SUPPLIED MATERIAL:
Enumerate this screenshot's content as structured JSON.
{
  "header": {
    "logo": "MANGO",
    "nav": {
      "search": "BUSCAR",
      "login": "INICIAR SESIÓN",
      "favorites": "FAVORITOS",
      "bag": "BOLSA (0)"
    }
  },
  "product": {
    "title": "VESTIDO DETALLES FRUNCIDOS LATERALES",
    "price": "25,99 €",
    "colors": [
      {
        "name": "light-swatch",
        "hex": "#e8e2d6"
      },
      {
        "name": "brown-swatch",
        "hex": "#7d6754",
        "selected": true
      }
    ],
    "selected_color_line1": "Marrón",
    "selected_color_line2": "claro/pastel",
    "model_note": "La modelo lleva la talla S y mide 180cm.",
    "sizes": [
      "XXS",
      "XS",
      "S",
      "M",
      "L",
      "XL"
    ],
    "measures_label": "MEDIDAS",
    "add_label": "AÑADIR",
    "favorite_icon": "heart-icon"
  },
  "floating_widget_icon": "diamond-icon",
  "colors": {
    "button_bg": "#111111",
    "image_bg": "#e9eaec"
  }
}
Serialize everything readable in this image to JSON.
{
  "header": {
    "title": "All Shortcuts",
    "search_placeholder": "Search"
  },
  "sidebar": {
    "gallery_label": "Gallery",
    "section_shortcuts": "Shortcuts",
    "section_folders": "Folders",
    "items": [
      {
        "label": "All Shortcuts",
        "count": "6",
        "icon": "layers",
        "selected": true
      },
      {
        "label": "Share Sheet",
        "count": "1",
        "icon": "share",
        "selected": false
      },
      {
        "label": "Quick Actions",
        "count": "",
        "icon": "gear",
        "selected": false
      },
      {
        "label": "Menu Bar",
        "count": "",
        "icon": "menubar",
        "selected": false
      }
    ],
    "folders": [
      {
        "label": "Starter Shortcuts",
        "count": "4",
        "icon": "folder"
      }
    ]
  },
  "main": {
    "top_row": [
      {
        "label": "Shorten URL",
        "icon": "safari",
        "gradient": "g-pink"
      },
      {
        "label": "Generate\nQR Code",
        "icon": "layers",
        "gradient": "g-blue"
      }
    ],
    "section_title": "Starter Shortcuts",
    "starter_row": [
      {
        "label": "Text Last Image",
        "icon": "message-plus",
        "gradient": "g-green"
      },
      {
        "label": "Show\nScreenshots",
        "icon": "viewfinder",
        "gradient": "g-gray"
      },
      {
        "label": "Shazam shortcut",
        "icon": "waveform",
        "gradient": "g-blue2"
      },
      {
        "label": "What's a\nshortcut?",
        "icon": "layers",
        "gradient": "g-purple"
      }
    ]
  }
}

TASK DESCRIPTION: Out of the material above, select every line that holds the string "name".

FINAL ANSWER:
        "name": "light-swatch",
        "name": "brown-swatch",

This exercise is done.